====== PROVIDED PASSAGE

Getting Close to the BIG HATCH but not yet.........

We are starting to field a lot of phone calls asking if the big bugs are out and about yet - and we are close, maybe just a week or so away from seeing the first big wave - but we have not seen Salmonflies yet. 

The river is in good shape, a little low, but they bumped it up in notches all throughout the week. We feel that the river should remain in good shape and very fishable through the hatch. Some years, we have high water events in early to mid-May and the river colors up a bit, which makes fishing challenging. That shouldn't happen this year, but we would welcome any and all precipitation. 

I flew home last night from Arizona and the southern and central Oregon desert looked dry as a bone. Reservoirs that should be full are showing a lot more shoreline, and the fields are not nearly as green as they should be. 

Anglers were celebrating the opening of the entire Deschutes River yesterday. Anglers who love to fish the Maupin area for the ease of access and lots of road miles (about 40 miles of access) are happy that some of the crowds of anglers coming from Bend/Redmond will fish a little closer to home - accessing the river at Warm Springs, Mecca, South Junction, et al. It is good for everyone when we are able to spread out and give each other a little bit more space. 

Speaking of space, the river is never busier than it is during the salmonfly hatch. Last year, with a surge of new fly anglers and everyone with a lot of time on their hands looking to get outdoors to recreate, the river was extremely busy. Added to the crush of roadside traffic, the river was closed to boating for much of the month of May, so it was a little bit more difficult for anglers to spread out. This year should be better, but let's all try to treat each other with respect by not crowding in on an area where another angler is already fishing. 

Let's talk a little bit about the locked gate, speaking of crowding. I hear dozens and dozens of anglers every day tell me that they are headed up to the locked gate to park and walk up. I think this is an easy place for a city fly shop to describe and send people. What the city fly shops don't see, because they are running fly shops and not in touch daily with the Deschutes like we are, is that there are now 15-20 cars regularly parked at the locked gate with 20-40 people walking around in a 3-4 mile stretch. That is far too crowded to sustain great fishing. 

Many anglers do not realize how sensitive trout can be to pressure. If a spot was fished and fished pretty well in the past few hours, the trout in that spot will be hunkered down and extra wary - not apt to rise to a dry fly, but perhaps willing to take a perfectly presented drag-free nymph on 6X tippet. The trout spot needs to be rested to fish well, and that never happens in the spring or summer for the water accessible by anglers walking above the locked gate. It just gets pounded. Why make the fishing much much more difficult than it needs to be by crowding into an extremely pressured stretch? There are nearly 40 miles of access via road travelling north of the locked gate, and it is much easier to find happy fish that haven't been harassed by dozens of anglers. Spread out and explore the entire river, you will be surprised at how good the fishing gets when you abandon the locked gate program.

============
====== SUPPLIED RECORDS

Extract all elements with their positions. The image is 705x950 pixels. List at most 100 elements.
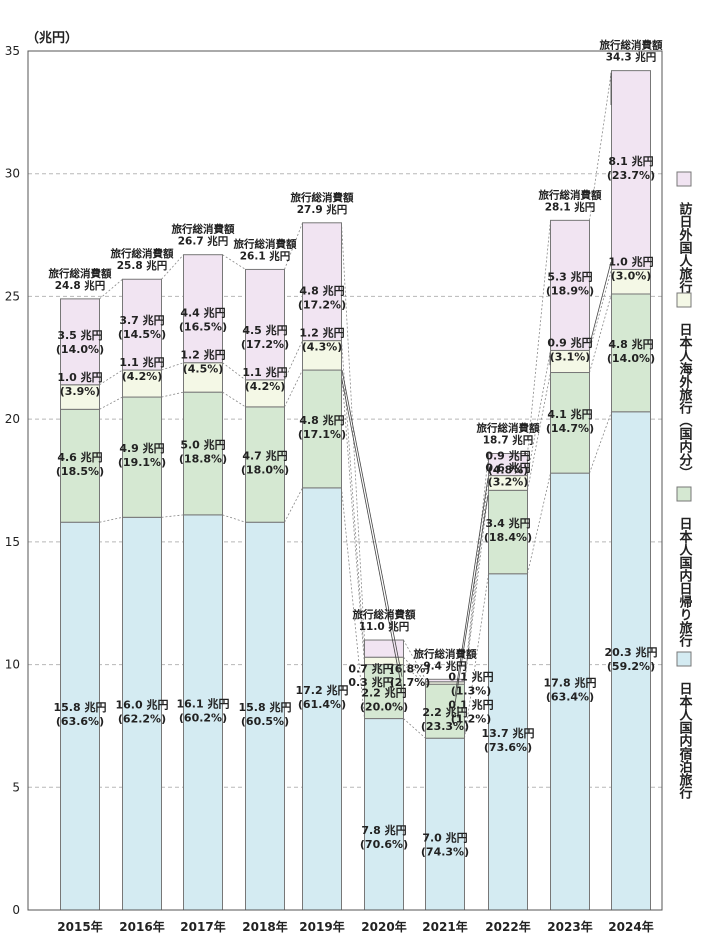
data-labels: 15.8 兆円(63.6%)4.6 兆円(18.5%)1.0 兆円(3.9%)3… [49,39,663,859]
total-label: 旅行総消費額 [600,39,663,52]
segment-label: (1.2%) [451,713,492,726]
x-category-label: 2019年 [299,919,344,934]
y-tick-label: 20 [5,412,20,426]
segment-label: (59.2%) [607,660,655,673]
total-label: 旅行総消費額 [234,237,297,250]
connector-line [284,340,303,381]
bar-segment [611,70,651,270]
segment-label: 13.7 兆円 [482,726,535,740]
x-category-label: 2022年 [485,919,530,934]
segment-label: 4.8 兆円 [299,413,344,427]
bar-segment [425,737,465,911]
connector-line [527,220,551,454]
connector-line [403,656,426,683]
bar-segment [122,278,162,371]
segment-label: (17.2%) [298,299,346,312]
x-category-label: 2020年 [361,919,406,934]
bar-segment [550,219,590,351]
y-tick-label: 35 [5,44,20,58]
segment-label: (17.1%) [298,428,346,441]
segment-label: 0.7 兆円 [348,661,393,675]
segment-label: 2.2 兆円 [422,705,467,719]
legend-label: 訪日外国人旅行 [677,201,694,294]
segment-label: (70.6%) [360,838,408,851]
segment-label: (20.0%) [360,700,408,713]
segment-label: 4.8 兆円 [299,284,344,298]
connector-line [99,369,123,386]
segment-label: 17.2 兆円 [296,683,349,697]
connector-line [589,293,612,373]
segment-label: (3.2%) [488,476,529,489]
segment-label: 7.0 兆円 [422,830,467,844]
segment-label: 4.9 兆円 [119,441,164,455]
total-value: 18.7 兆円 [483,434,534,447]
bar-segment [364,639,404,658]
connector-line [403,718,426,739]
segment-label: 16.1 兆円 [177,696,230,710]
bar-segment [364,718,404,911]
bar-segment [245,268,285,381]
segment-label: (18.4%) [484,531,532,544]
x-category-label: 2018年 [242,919,287,934]
total-label: 旅行総消費額 [172,223,235,236]
x-category-label: 2017年 [180,919,225,934]
connector-line [403,639,426,680]
total-value: 24.8 兆円 [55,279,106,292]
legend-label: 日本人国内宿泊旅行 [677,682,694,800]
bar-segment [364,664,404,720]
segment-label: 7.8 兆円 [361,823,406,837]
segment-label: (14.7%) [546,422,594,435]
connector-line [589,70,612,221]
bar-segment [550,472,590,911]
leader-line [589,261,612,344]
total-label: 旅行総消費額 [539,188,602,201]
leader-line [454,495,489,704]
bar-segment [425,678,465,683]
segment-label: 3.7 兆円 [119,313,164,327]
segment-label: 3.5 兆円 [57,328,102,342]
segment-label: (73.6%) [484,741,532,754]
segment-label: (19.1%) [118,456,166,469]
segment-label: (3.9%) [60,385,101,398]
segment-label: 5.3 兆円 [547,269,592,283]
segment-label: 4.1 兆円 [547,407,592,421]
connector-line [161,514,184,518]
legend-swatch [676,171,692,187]
connector-line [341,340,365,658]
bar-segment [611,268,651,295]
connector-line [464,490,489,685]
segment-label: (60.5%) [241,715,289,728]
bar-segment [183,254,223,364]
segment-label: 20.3 兆円 [605,645,658,659]
connector-line [341,222,365,641]
segment-label: 1.0 兆円 [608,254,653,268]
segment-label: 15.8 兆円 [239,700,292,714]
connector-line [284,487,303,523]
connector-line [341,370,365,665]
connector-line [284,369,303,408]
bar-segment [302,340,342,371]
legend-label: 日本人国内日帰り旅行 [677,517,694,648]
bar-segment [183,362,223,393]
plot-frame [27,50,663,911]
bar-segment [425,683,465,739]
bar-segment [245,406,285,523]
legend-label: 日本人海外旅行（国内分） [677,323,694,479]
connector-line [589,269,612,351]
bar-segment [183,514,223,911]
segment-label: 3.4 兆円 [485,516,530,530]
segment-label: 4.5 兆円 [242,323,287,337]
total-value: 9.4 兆円 [423,659,466,672]
total-label: 旅行総消費額 [111,247,174,260]
y-axis-unit-label: （兆円） [26,30,78,46]
segment-label: (23.7%) [607,169,655,182]
segment-label: 5.0 兆円 [180,438,225,452]
bar-segment [611,293,651,413]
connector-line [161,362,184,371]
total-label: 旅行総消費額 [49,267,112,280]
y-tick-label: 0 [12,903,20,917]
bar-segment [550,372,590,474]
connector-line [464,475,489,682]
y-tick-label: 15 [5,535,20,549]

============

### TASK REQUIREMENTS
1 > From the fishing report, set down the passage that begins at the words "I flew home" and stops after the words "bit more space.".
2 > Which river access points does the fishing report name for anglers coming from Bend/Redmond? List them.

### LIST OF SOLUTIONS
1 >
I flew home last night from Arizona and the southern and central Oregon desert looked dry as a bone. Reservoirs that should be full are showing a lot more shoreline, and the fields are not nearly as green as they should be. 

Anglers were celebrating the opening of the entire Deschutes River yesterday. Anglers who love to fish the Maupin area for the ease of access and lots of road miles (about 40 miles of access) are happy that some of the crowds of anglers coming from Bend/Redmond will fish a little closer to home - accessing the river at Warm Springs, Mecca, South Junction, et al. It is good for everyone when we are able to spread out and give each other a little bit more space.

2 > Warm Springs, Mecca, South Junction